> [Written problem]:
Restate all of the data exactly.

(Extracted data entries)
──────
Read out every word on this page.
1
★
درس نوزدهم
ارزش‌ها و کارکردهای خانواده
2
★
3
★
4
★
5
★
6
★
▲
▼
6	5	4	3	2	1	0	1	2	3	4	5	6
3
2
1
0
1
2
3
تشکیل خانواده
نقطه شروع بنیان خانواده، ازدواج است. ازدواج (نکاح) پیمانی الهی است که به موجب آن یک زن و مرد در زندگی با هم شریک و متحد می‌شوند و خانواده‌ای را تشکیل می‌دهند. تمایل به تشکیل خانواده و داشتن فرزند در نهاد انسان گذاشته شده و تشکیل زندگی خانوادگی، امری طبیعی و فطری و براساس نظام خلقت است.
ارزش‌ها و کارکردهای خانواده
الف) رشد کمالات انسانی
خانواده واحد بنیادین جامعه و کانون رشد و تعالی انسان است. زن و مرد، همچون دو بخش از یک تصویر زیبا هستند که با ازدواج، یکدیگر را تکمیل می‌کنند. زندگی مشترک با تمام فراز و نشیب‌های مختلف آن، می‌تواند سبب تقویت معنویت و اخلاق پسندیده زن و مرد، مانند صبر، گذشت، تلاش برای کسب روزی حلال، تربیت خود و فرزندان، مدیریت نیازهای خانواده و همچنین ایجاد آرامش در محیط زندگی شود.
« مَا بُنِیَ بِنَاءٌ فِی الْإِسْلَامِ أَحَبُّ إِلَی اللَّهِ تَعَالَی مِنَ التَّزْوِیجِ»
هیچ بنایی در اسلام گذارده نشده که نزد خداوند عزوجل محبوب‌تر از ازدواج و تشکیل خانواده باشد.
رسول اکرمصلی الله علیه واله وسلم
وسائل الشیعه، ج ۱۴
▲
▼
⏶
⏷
──────
> [Solution to this problem]:
Read out every word on this page.
1
★
درس نوزدهم
ارزش‌ها و کارکردهای خانواده
2
★
3
★
4
★
5
★
6
★
▲
▼
6	5	4	3	2	1	0	1	2	3	4	5	6
3
2
1
0
1
2
3
تشکیل خانواده
نقطه شروع بنیان خانواده، ازدواج است. ازدواج (نکاح) پیمانی الهی است که به موجب آن یک زن و مرد در زندگی با هم شریک و متحد می‌شوند و خانواده‌ای را تشکیل می‌دهند. تمایل به تشکیل خانواده و داشتن فرزند در نهاد انسان گذاشته شده و تشکیل زندگی خانوادگی، امری طبیعی و فطری و براساس نظام خلقت است.
ارزش‌ها و کارکردهای خانواده
الف) رشد کمالات انسانی
خانواده واحد بنیادین جامعه و کانون رشد و تعالی انسان است. زن و مرد، همچون دو بخش از یک تصویر زیبا هستند که با ازدواج، یکدیگر را تکمیل می‌کنند. زندگی مشترک با تمام فراز و نشیب‌های مختلف آن، می‌تواند سبب تقویت معنویت و اخلاق پسندیده زن و مرد، مانند صبر، گذشت، تلاش برای کسب روزی حلال، تربیت خود و فرزندان، مدیریت نیازهای خانواده و همچنین ایجاد آرامش در محیط زندگی شود.
« مَا بُنِیَ بِنَاءٌ فِی الْإِسْلَامِ أَحَبُّ إِلَی اللَّهِ تَعَالَی مِنَ التَّزْوِیجِ»
هیچ بنایی در اسلام گذارده نشده که نزد خداوند عزوجل محبوب‌تر از ازدواج و تشکیل خانواده باشد.
رسول اکرمصلی الله علیه واله وسلم
وسائل الشیعه، ج ۱۴
▲
▼
⏶
⏷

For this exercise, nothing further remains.